> _Written exercise_
Output the records. Match them exactly.

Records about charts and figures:
------------------------------
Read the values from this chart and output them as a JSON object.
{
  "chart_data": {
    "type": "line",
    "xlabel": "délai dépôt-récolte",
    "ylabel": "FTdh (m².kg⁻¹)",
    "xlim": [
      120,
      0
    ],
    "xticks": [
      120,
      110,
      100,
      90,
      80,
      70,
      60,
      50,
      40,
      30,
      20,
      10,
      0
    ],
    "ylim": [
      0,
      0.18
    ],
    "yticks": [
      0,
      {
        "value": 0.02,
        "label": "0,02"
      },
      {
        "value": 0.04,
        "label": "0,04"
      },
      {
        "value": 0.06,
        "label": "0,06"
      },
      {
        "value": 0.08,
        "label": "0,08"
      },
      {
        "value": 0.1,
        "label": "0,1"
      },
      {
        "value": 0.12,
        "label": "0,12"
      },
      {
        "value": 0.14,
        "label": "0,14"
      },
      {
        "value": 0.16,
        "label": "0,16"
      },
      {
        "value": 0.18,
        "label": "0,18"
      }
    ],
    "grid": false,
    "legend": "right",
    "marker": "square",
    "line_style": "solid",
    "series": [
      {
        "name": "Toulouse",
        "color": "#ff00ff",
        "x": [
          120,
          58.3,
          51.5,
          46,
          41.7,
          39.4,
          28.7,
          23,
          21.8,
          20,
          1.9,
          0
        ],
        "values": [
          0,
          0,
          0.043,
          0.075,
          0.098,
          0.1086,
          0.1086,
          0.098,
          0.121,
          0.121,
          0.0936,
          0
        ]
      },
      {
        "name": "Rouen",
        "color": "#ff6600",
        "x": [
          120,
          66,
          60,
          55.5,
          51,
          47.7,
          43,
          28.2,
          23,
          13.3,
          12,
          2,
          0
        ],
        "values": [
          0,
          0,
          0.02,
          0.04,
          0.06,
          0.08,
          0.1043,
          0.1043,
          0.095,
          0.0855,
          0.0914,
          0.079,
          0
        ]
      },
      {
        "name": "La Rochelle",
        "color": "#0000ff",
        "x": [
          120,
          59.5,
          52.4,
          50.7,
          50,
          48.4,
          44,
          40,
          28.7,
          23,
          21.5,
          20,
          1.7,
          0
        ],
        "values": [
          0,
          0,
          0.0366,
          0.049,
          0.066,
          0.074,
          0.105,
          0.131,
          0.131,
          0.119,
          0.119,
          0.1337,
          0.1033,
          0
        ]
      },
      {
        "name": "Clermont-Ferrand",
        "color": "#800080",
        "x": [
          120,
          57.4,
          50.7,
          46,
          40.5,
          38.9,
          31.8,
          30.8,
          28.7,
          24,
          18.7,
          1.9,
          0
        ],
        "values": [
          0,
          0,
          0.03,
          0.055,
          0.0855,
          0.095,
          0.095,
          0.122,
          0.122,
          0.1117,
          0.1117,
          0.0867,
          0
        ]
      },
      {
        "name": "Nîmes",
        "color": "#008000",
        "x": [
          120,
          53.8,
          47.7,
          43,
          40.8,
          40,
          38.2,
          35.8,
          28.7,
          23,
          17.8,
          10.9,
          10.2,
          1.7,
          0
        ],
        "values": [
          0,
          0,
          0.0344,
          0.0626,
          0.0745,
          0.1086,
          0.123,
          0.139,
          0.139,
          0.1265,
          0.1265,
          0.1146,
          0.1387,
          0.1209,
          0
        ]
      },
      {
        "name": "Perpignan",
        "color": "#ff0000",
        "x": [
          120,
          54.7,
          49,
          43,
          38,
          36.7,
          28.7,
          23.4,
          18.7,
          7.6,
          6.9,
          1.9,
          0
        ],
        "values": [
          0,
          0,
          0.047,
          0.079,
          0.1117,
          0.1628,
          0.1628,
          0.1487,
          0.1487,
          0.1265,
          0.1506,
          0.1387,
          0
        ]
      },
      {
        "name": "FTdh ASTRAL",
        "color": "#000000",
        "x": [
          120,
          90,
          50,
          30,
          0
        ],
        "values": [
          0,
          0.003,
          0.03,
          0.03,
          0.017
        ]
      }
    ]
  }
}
------------------------------
> _Worked solution_
Read the values from this chart and output them as a JSON object.
{
  "chart_data": {
    "type": "line",
    "xlabel": "délai dépôt-récolte",
    "ylabel": "FTdh (m².kg⁻¹)",
    "xlim": [
      120,
      0
    ],
    "xticks": [
      120,
      110,
      100,
      90,
      80,
      70,
      60,
      50,
      40,
      30,
      20,
      10,
      0
    ],
    "ylim": [
      0,
      0.18
    ],
    "yticks": [
      0,
      {
        "value": 0.02,
        "label": "0,02"
      },
      {
        "value": 0.04,
        "label": "0,04"
      },
      {
        "value": 0.06,
        "label": "0,06"
      },
      {
        "value": 0.08,
        "label": "0,08"
      },
      {
        "value": 0.1,
        "label": "0,1"
      },
      {
        "value": 0.12,
        "label": "0,12"
      },
      {
        "value": 0.14,
        "label": "0,14"
      },
      {
        "value": 0.16,
        "label": "0,16"
      },
      {
        "value": 0.18,
        "label": "0,18"
      }
    ],
    "grid": false,
    "legend": "right",
    "marker": "square",
    "line_style": "solid",
    "series": [
      {
        "name": "Toulouse",
        "color": "#ff00ff",
        "x": [
          120,
          58.3,
          51.5,
          46,
          41.7,
          39.4,
          28.7,
          23,
          21.8,
          20,
          1.9,
          0
        ],
        "values": [
          0,
          0,
          0.043,
          0.075,
          0.098,
          0.1086,
          0.1086,
          0.098,
          0.121,
          0.121,
          0.0936,
          0
        ]
      },
      {
        "name": "Rouen",
        "color": "#ff6600",
        "x": [
          120,
          66,
          60,
          55.5,
          51,
          47.7,
          43,
          28.2,
          23,
          13.3,
          12,
          2,
          0
        ],
        "values": [
          0,
          0,
          0.02,
          0.04,
          0.06,
          0.08,
          0.1043,
          0.1043,
          0.095,
          0.0855,
          0.0914,
          0.079,
          0
        ]
      },
      {
        "name": "La Rochelle",
        "color": "#0000ff",
        "x": [
          120,
          59.5,
          52.4,
          50.7,
          50,
          48.4,
          44,
          40,
          28.7,
          23,
          21.5,
          20,
          1.7,
          0
        ],
        "values": [
          0,
          0,
          0.0366,
          0.049,
          0.066,
          0.074,
          0.105,
          0.131,
          0.131,
          0.119,
          0.119,
          0.1337,
          0.1033,
          0
        ]
      },
      {
        "name": "Clermont-Ferrand",
        "color": "#800080",
        "x": [
          120,
          57.4,
          50.7,
          46,
          40.5,
          38.9,
          31.8,
          30.8,
          28.7,
          24,
          18.7,
          1.9,
          0
        ],
        "values": [
          0,
          0,
          0.03,
          0.055,
          0.0855,
          0.095,
          0.095,
          0.122,
          0.122,
          0.1117,
          0.1117,
          0.0867,
          0
        ]
      },
      {
        "name": "Nîmes",
        "color": "#008000",
        "x": [
          120,
          53.8,
          47.7,
          43,
          40.8,
          40,
          38.2,
          35.8,
          28.7,
          23,
          17.8,
          10.9,
          10.2,
          1.7,
          0
        ],
        "values": [
          0,
          0,
          0.0344,
          0.0626,
          0.0745,
          0.1086,
          0.123,
          0.139,
          0.139,
          0.1265,
          0.1265,
          0.1146,
          0.1387,
          0.1209,
          0
        ]
      },
      {
        "name": "Perpignan",
        "color": "#ff0000",
        "x": [
          120,
          54.7,
          49,
          43,
          38,
          36.7,
          28.7,
          23.4,
          18.7,
          7.6,
          6.9,
          1.9,
          0
        ],
        "values": [
          0,
          0,
          0.047,
          0.079,
          0.1117,
          0.1628,
          0.1628,
          0.1487,
          0.1487,
          0.1265,
          0.1506,
          0.1387,
          0
        ]
      },
      {
        "name": "FTdh ASTRAL",
        "color": "#000000",
        "x": [
          120,
          90,
          50,
          30,
          0
        ],
        "values": [
          0,
          0.003,
          0.03,
          0.03,
          0.017
        ]
      }
    ]
  }
}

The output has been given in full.